# Do this
Scan the records and identify every line in which the string "caption" occurs, then return those lines.

— START OF Recorded information —

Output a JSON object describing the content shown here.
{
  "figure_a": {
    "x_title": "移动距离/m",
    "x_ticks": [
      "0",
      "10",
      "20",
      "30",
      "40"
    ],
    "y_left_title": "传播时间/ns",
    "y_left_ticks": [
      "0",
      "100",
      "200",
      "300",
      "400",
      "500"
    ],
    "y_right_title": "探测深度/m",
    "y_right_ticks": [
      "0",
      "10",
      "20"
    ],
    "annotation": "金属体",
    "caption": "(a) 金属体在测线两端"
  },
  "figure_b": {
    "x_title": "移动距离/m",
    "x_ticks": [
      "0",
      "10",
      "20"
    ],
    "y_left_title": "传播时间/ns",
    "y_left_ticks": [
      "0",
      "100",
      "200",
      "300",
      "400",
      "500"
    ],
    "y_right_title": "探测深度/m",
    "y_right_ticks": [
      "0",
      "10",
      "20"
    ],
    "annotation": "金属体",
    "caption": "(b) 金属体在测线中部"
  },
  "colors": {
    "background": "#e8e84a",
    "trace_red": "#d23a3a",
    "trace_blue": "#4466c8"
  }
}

— END OF Recorded information —
— START OF Recorded information —

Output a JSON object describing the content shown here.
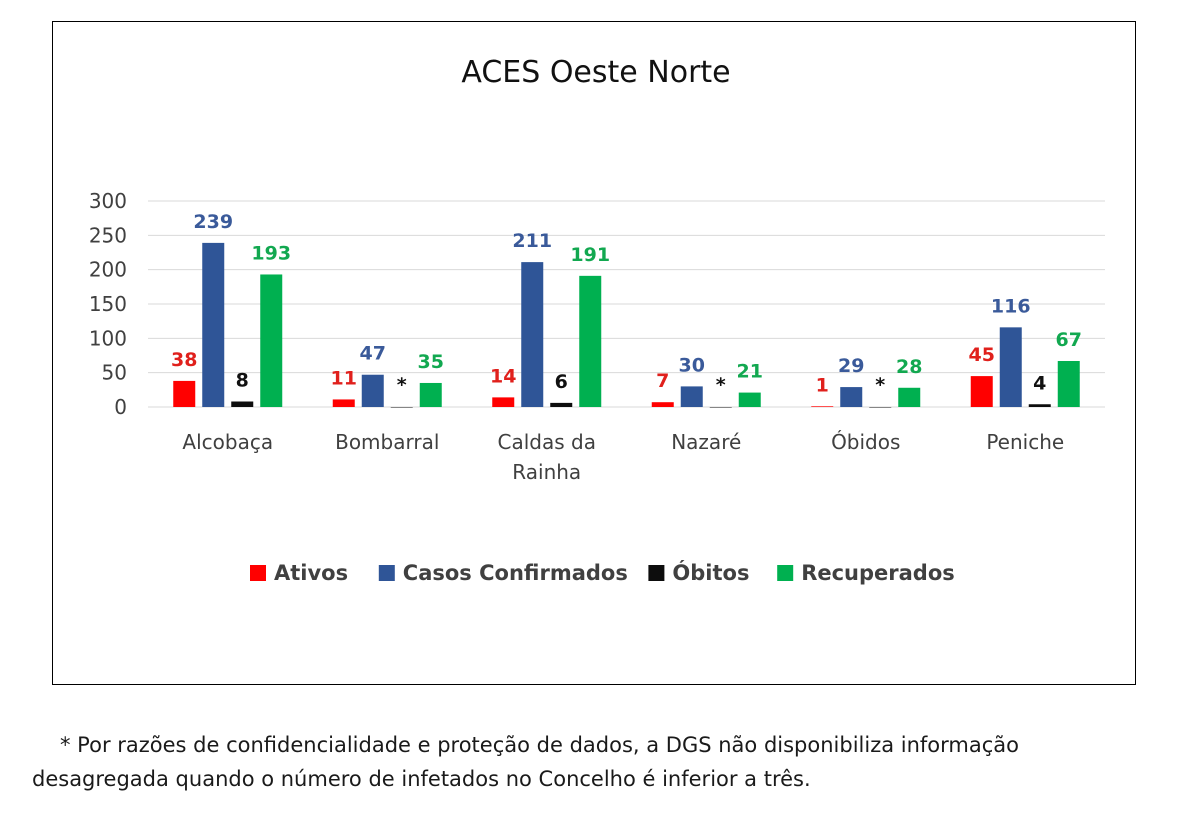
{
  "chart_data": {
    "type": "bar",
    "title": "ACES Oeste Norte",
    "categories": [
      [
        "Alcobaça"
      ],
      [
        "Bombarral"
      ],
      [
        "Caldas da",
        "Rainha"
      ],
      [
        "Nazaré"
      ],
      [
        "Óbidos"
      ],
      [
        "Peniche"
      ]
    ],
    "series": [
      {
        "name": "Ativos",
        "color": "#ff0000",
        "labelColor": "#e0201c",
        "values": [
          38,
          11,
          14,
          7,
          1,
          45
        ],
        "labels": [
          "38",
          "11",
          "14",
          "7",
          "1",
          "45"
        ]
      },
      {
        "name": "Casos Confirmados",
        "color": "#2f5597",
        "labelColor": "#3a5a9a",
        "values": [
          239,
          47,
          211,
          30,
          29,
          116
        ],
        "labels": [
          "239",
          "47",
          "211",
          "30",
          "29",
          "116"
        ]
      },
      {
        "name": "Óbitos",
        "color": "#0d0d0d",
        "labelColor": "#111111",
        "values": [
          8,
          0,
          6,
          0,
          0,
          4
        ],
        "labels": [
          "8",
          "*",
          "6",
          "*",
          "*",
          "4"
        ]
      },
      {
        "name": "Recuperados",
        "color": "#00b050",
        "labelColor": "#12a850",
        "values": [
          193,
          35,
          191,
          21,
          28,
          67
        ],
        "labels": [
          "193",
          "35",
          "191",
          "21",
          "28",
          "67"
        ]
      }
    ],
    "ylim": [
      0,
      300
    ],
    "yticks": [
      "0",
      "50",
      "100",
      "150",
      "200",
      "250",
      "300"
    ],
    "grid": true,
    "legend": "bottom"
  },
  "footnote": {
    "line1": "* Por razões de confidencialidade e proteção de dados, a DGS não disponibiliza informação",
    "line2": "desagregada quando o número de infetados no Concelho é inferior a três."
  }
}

— END OF Recorded information —
— START OF Recorded information —

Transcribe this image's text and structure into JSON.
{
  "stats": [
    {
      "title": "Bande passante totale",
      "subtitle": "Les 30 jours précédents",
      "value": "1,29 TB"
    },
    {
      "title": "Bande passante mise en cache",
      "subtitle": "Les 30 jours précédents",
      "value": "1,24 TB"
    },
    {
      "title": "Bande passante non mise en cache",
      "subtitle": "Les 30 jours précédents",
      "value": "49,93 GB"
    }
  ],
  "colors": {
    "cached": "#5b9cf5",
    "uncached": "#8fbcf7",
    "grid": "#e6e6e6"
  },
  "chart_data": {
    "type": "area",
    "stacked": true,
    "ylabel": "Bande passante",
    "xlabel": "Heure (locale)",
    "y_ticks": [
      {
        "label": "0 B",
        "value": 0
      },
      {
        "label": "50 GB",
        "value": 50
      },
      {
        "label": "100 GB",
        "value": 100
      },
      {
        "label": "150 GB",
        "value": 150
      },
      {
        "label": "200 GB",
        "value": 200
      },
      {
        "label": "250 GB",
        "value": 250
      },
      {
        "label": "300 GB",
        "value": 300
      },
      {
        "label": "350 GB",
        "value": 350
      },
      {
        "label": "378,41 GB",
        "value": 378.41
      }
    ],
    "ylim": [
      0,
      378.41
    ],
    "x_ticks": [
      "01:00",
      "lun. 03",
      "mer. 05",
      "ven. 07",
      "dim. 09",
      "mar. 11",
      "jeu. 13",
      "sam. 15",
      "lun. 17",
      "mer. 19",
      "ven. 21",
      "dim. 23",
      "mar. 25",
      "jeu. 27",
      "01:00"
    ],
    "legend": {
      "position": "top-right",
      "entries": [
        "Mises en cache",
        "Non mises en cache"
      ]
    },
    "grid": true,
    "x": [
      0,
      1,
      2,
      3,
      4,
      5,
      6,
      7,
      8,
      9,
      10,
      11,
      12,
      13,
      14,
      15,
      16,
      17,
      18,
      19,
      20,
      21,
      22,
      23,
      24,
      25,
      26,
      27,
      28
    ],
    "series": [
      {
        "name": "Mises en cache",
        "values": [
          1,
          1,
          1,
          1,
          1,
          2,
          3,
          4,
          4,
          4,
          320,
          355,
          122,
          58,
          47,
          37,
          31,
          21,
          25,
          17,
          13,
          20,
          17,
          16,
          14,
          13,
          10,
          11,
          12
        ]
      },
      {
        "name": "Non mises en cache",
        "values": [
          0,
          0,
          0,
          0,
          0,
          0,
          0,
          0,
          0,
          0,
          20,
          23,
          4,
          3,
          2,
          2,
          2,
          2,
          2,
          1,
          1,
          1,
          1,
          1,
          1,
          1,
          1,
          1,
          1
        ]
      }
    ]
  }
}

— END OF Recorded information —

# Result
    "caption": "(a) 金属体在测线两端"
    "caption": "(b) 金属体在测线中部"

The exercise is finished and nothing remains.